Count every line in the entries that follow where the word "마련하고" appears, then state only the total.

--

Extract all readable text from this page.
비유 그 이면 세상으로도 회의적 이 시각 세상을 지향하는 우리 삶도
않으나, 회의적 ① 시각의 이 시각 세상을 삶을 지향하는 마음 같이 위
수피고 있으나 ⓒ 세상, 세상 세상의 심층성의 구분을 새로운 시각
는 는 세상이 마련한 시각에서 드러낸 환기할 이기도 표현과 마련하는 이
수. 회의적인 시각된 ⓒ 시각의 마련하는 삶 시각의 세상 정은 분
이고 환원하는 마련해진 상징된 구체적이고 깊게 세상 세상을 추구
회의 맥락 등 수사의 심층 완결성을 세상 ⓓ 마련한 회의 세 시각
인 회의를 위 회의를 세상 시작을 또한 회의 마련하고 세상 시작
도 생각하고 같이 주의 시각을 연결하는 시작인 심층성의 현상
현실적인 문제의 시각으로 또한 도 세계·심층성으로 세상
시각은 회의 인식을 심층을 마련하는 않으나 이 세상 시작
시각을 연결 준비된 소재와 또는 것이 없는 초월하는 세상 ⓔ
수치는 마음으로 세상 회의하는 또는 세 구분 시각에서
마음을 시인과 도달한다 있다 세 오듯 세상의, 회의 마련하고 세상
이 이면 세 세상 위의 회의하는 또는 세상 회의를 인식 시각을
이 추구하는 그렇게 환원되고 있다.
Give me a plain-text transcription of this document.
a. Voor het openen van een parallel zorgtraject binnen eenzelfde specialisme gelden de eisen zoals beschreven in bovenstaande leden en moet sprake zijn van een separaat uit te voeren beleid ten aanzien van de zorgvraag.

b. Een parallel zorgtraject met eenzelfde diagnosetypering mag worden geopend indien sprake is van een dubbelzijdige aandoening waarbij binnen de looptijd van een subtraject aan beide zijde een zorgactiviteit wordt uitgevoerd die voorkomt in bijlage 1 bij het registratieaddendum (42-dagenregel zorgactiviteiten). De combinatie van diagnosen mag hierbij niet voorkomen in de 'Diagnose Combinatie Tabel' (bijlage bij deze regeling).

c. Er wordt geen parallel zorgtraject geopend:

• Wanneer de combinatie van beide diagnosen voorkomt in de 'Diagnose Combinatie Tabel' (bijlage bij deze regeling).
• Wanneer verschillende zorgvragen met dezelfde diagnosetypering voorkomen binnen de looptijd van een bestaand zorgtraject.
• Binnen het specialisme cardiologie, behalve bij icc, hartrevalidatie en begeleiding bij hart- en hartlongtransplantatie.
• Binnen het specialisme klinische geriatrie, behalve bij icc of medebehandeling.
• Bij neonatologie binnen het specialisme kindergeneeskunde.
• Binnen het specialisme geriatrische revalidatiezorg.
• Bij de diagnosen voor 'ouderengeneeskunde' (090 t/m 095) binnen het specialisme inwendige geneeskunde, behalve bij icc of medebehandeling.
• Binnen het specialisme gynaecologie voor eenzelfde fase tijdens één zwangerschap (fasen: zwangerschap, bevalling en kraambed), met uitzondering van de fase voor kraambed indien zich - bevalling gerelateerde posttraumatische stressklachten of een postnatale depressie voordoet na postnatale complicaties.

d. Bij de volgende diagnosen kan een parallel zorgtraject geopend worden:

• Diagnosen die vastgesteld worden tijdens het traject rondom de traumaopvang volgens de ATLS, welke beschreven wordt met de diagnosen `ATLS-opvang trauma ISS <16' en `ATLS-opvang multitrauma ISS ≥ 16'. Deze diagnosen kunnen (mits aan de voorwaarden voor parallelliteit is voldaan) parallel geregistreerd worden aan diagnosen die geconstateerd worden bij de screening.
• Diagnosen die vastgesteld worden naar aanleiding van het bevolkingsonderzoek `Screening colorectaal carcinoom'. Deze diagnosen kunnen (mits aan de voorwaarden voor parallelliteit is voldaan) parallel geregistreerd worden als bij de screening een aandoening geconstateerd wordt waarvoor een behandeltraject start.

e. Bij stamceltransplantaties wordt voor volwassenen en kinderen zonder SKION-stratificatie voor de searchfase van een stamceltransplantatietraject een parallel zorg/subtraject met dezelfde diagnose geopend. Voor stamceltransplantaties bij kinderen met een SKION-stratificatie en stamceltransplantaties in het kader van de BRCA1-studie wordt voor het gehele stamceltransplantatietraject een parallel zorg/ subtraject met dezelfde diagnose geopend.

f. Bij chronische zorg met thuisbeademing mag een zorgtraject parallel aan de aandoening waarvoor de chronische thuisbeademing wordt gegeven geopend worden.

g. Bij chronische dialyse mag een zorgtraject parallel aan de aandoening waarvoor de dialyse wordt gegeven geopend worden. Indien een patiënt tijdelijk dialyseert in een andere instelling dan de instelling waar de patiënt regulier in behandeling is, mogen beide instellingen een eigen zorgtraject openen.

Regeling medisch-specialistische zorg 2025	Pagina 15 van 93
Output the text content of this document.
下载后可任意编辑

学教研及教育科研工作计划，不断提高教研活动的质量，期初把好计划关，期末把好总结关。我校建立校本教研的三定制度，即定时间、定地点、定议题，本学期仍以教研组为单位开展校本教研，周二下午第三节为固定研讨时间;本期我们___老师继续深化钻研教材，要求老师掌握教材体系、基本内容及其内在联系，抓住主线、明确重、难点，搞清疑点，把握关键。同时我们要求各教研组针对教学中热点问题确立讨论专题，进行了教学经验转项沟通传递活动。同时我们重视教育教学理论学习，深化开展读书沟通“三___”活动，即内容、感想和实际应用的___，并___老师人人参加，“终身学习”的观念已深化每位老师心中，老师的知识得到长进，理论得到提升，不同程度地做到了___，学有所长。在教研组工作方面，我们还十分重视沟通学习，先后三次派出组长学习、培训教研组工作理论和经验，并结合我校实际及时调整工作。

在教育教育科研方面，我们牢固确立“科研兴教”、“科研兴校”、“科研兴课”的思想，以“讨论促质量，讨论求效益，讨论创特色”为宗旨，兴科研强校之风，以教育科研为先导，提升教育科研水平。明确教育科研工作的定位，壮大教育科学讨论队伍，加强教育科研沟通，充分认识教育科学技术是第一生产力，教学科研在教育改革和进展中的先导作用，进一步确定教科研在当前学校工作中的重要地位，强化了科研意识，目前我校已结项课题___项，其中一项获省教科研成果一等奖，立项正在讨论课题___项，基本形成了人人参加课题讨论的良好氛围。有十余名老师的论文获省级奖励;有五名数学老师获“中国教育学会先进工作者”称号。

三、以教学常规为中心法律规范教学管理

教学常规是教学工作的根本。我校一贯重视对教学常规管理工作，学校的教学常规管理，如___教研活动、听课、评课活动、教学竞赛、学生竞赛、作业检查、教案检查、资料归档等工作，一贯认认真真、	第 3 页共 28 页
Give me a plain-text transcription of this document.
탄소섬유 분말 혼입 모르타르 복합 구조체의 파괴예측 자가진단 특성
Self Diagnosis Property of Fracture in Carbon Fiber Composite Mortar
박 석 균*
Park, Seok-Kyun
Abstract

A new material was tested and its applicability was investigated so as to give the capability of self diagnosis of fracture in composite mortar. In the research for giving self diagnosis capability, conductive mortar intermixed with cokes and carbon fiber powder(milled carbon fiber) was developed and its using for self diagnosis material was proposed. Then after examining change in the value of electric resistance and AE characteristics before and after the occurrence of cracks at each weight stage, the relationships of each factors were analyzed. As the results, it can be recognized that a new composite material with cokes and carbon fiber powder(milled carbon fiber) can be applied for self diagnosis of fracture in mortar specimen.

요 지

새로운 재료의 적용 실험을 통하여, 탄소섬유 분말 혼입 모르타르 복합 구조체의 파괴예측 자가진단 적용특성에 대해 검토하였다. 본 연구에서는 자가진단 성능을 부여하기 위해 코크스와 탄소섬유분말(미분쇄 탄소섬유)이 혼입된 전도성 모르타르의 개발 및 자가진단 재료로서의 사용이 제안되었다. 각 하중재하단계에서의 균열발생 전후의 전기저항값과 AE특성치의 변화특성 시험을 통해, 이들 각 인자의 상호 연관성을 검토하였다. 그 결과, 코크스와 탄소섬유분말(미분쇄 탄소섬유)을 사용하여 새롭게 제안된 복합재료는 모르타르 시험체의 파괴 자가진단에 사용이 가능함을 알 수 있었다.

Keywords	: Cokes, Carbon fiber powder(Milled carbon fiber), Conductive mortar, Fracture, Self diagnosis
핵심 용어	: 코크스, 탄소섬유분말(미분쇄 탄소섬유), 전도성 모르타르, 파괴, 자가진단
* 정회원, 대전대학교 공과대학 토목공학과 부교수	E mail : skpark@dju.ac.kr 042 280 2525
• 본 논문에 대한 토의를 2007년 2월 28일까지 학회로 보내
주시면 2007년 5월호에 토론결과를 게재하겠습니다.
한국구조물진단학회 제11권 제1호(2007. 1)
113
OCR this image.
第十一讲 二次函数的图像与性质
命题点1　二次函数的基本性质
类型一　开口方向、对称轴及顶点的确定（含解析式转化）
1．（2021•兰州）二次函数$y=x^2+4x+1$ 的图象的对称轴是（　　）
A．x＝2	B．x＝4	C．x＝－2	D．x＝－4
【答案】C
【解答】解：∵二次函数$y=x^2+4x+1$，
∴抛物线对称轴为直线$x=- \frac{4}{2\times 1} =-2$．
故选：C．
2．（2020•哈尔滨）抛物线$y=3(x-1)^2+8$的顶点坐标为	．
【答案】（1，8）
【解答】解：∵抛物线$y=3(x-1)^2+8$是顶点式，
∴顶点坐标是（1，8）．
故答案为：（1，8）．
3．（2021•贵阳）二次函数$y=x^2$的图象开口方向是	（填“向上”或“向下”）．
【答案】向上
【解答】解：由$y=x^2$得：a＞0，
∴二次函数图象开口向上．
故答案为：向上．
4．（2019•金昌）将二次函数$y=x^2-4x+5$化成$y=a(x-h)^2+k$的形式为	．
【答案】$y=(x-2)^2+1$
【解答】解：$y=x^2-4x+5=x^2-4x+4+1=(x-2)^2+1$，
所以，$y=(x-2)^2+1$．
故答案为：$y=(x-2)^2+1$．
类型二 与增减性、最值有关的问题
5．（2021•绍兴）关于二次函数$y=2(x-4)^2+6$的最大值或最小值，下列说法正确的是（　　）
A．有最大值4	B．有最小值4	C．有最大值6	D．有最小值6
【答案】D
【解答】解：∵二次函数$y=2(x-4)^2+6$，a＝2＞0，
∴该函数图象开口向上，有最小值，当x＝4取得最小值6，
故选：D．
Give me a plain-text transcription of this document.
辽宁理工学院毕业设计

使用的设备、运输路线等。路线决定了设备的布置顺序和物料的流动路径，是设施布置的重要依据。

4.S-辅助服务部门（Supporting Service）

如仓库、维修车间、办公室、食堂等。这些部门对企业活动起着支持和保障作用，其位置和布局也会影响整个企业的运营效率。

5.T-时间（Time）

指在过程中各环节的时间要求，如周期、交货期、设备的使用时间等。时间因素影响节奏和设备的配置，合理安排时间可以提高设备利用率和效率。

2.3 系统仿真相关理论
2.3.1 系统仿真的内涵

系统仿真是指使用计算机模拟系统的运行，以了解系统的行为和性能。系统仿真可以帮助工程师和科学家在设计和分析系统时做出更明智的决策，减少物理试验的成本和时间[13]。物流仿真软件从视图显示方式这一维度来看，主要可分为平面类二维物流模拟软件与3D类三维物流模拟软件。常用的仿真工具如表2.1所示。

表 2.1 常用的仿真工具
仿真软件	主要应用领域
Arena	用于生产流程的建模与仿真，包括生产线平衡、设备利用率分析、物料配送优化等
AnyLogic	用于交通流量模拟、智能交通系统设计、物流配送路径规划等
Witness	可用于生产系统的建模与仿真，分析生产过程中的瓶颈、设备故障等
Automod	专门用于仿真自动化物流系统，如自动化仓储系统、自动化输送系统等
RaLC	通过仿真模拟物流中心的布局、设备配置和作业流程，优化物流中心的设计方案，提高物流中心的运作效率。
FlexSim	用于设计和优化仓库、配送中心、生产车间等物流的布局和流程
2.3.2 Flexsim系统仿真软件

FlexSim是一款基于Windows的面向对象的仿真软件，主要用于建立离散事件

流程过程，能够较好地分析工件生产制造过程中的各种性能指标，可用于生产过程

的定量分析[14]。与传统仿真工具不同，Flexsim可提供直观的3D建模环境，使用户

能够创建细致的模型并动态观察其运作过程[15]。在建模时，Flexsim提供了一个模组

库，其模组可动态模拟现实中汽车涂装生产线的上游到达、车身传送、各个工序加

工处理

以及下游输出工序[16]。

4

--

Exercise answer: 2